TEXT PROVIDED:
* * * *

This takes us to another characteristic of proto-fascism: militarization. The repressive state apparatus is exhausting its force and unleashing its brutality on youth, women, pensioners and working people protesting in the streets of Athens and other cities. The presence of police forces in the streets of Athens on a daily basis brings to mind dark times of Greek history when the country was under cruel dictatorship. Amid daily new scenarios involving default, restructuring the debt, exiting the eurozone, return to the national currency and general speculation about the future that makes Greeks more and more insecure and desperate, material and symbolic violence are taken to a new level.

Alongside symbolic violence manifested in economic, political and discursive form, there are very real human consequences, but also an intensified move towards militarization and authoritarianism. In an unprecedented show of state violence and power, the Greek police brutally attacked protesters demonstrating on general strike days in May. In the course of only one day, they used over 3,000 tear gas bombs. Many protesters ended up in hospitals with respiratory problems or other severe injuries caused by police. The repressive apparatuses took central stage on an ideological and material level again – reminding us that fascism never really dies as long as peaceful protest is criminalized. Under the auspices of neoliberal ideology that divests the state of any responsibility for social provisions (as evidenced in the degradation of the welfare state and cutbacks for working people), the weakened social and welfare state resorts more and more to material and symbolic violence, including increased militarization, exponential increases in the police forces and the omnipresence of police.
New “rampant nationalism and a selective populism bolstered by the relationship between the construction of an ongoing culture of fear and a form of patriotic correctness”[7] is another characteristic of Greek proto-fascism. In these dark times, we witness more and more incidents of racist violence against immigrants in Athens and other Greek cities. At the same time, ultraright nationalist parties gain new ground, and pseudopopulist discourse is taken to new heights as immigrants are blamed for the economic situation.

* * * *

RECORD EXCERPTS:
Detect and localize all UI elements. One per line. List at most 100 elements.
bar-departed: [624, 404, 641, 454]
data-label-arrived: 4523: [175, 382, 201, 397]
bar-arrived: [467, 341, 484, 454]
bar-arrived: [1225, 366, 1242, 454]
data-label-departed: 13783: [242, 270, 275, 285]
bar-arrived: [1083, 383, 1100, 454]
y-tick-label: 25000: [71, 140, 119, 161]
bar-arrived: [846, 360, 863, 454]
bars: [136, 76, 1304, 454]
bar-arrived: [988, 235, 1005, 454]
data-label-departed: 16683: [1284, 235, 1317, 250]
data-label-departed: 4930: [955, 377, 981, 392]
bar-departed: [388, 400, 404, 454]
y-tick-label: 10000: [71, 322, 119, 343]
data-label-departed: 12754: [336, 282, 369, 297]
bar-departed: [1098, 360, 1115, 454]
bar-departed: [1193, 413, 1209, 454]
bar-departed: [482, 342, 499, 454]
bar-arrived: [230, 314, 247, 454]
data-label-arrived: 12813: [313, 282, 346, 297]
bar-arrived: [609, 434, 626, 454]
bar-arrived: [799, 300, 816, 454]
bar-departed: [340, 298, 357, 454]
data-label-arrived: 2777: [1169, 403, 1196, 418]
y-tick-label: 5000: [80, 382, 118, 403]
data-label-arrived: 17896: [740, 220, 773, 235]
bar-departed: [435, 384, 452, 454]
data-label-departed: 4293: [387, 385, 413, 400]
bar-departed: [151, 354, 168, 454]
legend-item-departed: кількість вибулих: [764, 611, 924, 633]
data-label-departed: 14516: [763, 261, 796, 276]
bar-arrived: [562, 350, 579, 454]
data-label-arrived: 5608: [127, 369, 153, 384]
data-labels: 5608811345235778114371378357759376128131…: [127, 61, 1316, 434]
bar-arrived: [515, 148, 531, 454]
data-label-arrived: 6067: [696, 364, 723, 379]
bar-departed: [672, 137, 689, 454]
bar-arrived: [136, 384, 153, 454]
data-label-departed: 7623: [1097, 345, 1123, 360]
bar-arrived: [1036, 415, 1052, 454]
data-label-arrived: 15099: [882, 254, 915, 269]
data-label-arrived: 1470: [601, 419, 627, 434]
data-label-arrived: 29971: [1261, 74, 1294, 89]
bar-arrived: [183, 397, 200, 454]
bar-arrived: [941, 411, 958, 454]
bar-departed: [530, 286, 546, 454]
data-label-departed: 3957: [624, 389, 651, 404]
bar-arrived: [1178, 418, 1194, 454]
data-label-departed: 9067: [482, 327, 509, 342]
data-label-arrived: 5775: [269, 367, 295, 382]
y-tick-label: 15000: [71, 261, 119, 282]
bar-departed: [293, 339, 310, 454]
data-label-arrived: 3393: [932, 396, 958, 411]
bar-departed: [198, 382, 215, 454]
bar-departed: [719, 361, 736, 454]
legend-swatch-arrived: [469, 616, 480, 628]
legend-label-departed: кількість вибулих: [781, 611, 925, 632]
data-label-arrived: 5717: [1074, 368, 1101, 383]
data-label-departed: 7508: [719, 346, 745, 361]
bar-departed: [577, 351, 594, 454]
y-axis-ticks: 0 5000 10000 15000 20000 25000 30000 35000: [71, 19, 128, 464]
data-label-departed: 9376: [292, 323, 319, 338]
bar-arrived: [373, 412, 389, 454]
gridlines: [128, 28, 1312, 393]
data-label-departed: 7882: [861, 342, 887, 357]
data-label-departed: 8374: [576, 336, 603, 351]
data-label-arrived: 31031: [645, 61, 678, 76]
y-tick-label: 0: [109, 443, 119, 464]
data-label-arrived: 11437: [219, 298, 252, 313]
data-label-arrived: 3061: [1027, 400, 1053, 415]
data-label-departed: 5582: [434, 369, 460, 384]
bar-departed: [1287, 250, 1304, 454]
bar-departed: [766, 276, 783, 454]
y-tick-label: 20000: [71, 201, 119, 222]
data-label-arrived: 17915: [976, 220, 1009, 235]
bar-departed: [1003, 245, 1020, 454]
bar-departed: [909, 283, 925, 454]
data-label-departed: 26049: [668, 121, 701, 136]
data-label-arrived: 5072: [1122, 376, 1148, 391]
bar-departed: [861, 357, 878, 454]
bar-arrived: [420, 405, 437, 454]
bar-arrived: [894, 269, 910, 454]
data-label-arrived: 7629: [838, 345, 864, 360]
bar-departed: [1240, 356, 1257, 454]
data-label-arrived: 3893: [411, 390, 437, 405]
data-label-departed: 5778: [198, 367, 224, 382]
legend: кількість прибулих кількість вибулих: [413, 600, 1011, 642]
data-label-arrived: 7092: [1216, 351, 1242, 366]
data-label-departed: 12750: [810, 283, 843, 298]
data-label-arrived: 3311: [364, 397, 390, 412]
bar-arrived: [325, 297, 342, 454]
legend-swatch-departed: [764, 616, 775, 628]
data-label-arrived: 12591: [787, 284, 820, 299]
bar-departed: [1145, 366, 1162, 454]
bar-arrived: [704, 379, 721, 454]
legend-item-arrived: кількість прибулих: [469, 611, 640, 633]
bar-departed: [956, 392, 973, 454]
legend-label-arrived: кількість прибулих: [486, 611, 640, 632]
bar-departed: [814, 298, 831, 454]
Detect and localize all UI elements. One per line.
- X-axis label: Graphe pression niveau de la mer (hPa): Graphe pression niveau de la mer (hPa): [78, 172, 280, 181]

* * * *

WHAT IS BEING ASKED:
Can you reproduce the part of the passage on Greek proto-fascism between "This takes us" and "a new level.", inclusive, swapping "streets" for "squares"?

EXERCISE RESULT:
This takes us to another characteristic of proto-fascism: militarization. The repressive state apparatus is exhausting its force and unleashing its brutality on youth, women, pensioners and working people protesting in the squares of Athens and other cities. The presence of police forces in the squares of Athens on a daily basis brings to mind dark times of Greek history when the country was under cruel dictatorship. Amid daily new scenarios involving default, restructuring the debt, exiting the eurozone, return to the national currency and general speculation about the future that makes Greeks more and more insecure and desperate, material and symbolic violence are taken to a new level.